*TEXTE SOURCE*
*****

Cheap Thrills par Gilles Da Costa
Dernier représentant d’une nouvelle veine du cinéma d’horreur que la presse américaine qualifie assez grossièrement de “Mumblegore” - un placard bien pratique dans lequel le magazine LA Weekly s’est empressé de ranger des réalisateurs comme Ti West, Adam Wingard ou David Bruckner -, le jeune E.L. Katz s’est d’abord fait connaître comme scénariste avant de s’intéresser à la mise en scène. Son premier long, Cheap Thrills, comédie noire brutale ancrée dans les préoccupations douloureusement terre-à-terre d’un monde en crise, explore la descente aux enfers d’un duo prêt à tout pour sortir de la mouise. Un brûlot terrifiant et excessif, ayant la bonne idée d’aller jusqu’au bout de son sujet avec une énergie dévastatrice.
Écrivain ne parvenant pas à vivre de son art, Craig est employé dans un garage en attendant que la roue tourne. Quand son patron décide de réduire les effectifs afin de survivre à la crise, il se retrouve au chômage avec une femme et un enfant à charge, au fond du trou. Par hasard, il croise alors Vince, un ami d’enfance dans une galère similaire. Les deux hommes partagent quelques souvenirs et quelques verres avant de rencontrer Colin et Violet, un couple machiavélique qui les entraînera dans une spirale pernicieuse en leur offrant de l’argent afin qu’ils relèvent des défis toujours plus vicieux.
Ray Fernandez vous en a déjà fait l'éloge lors de sa superbe couverture du Festival Européen du Film Fantastique de Strasbourg, mais impossible pour moi de ne pas revenir sur cette petite bombe nihiliste venant qui plus est de remporter le prix du Long Métrage International à l’issue de ce PIFFF 2013. Car Cheap Thrills est incontestablement une des belles surprises du festival. Choisissant un sujet délicat pour frapper avec insistance là où ça fait mal, E.L. Katz nous sert un film radical et jusqu'au-boutiste ne reculant devant aucun excès sans jamais tomber dans la caricature grasse.
Très intelligemment, il injecte dans son pamphlet une bonne dose d’humour afin d’imposer sans doute un certain recul salvateur par rapport à un sujet trop lourd à aborder au premier degré. Il choisit d’ailleurs de s’appuyer sur un groupe d’acteurs (tous excellents) rompus à la comédie et à l’improvisation comme Pat Healy et surtout le survolté David Koechner, histrion vociférant qu’on a notamment aperçu dans le génial Anchorman ou la version américaine de la série The Office. Cheap Thrills parvient ainsi à naviguer dans les eaux troubles de l’utra-violence et du crado sans pourtant tomber dans le glauque ou la facilité, ce qui en soi est une performance à saluer.
Mais cet accoutrement punk du mauvais goût le plus réjouissant ne saurait résumer un shocker ayant beaucoup plus à offrir qu’un simple coup de latte dans les gencives. Car Cheap Thrills est surtout un film extrêmement malin et remarquablement équilibré, constamment sur la corde raide entre absurdité et horreur pure et dure. Exploitant parfaitement ses 85 minutes, le métrage parvient ainsi à maintenir une belle tension grâce à un scénario sans temps mort montant sans arrêt en puissance jusqu’à un plan final iconique et limpide venant clore logiquement cette escalade malsaine.

*****

*DONNÉES FOURNIES*

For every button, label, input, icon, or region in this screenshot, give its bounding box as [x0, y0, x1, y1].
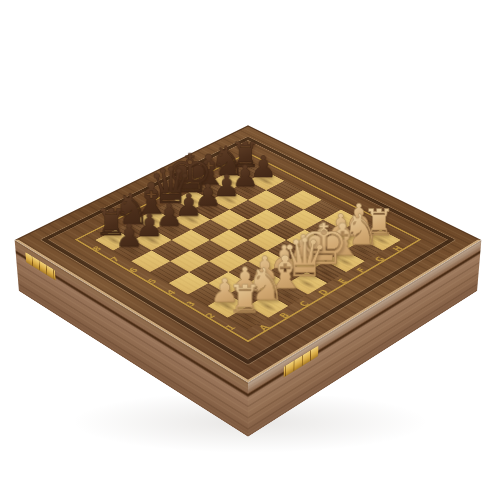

*****

*TRAVAIL À RÉALISER*
[1] Extrayez de la critique de Cheap Thrills le passage qui s'ouvre sur les mots contenant « Mais cet accoutrement » et se clôt sur « cette escalade malsaine. ».
[2] Pour chacune des affirmations suivantes, indiquez par oui ou par non si elle concorde avec la critique de Cheap Thrills, en citant à l'identique les mots du texte qui en décident : (a) le film dure 85 minutes ; (b) Craig travaille dans une librairie ; (c) le film a remporté le prix du Long Métrage International au PIFFF 2013.
Le matériau reproduit ci-dessus provient d'une autre source que la critique de Cheap Thrills.

*CORRIGÉ DÉTAILLÉ*
[1]
Mais cet accoutrement punk du mauvais goût le plus réjouissant ne saurait résumer un shocker ayant beaucoup plus à offrir qu’un simple coup de latte dans les gencives. Car Cheap Thrills est surtout un film extrêmement malin et remarquablement équilibré, constamment sur la corde raide entre absurdité et horreur pure et dure. Exploitant parfaitement ses 85 minutes, le métrage parvient ainsi à maintenir une belle tension grâce à un scénario sans temps mort montant sans arrêt en puissance jusqu’à un plan final iconique et limpide venant clore logiquement cette escalade malsaine.

[2]
(a) Oui : « Exploitant parfaitement ses 85 minutes ».
(b) Non : « Craig est employé dans un garage ».
(c) Oui : « venant qui plus est de remporter le prix du Long Métrage International à l’issue de ce PIFFF 2013 ».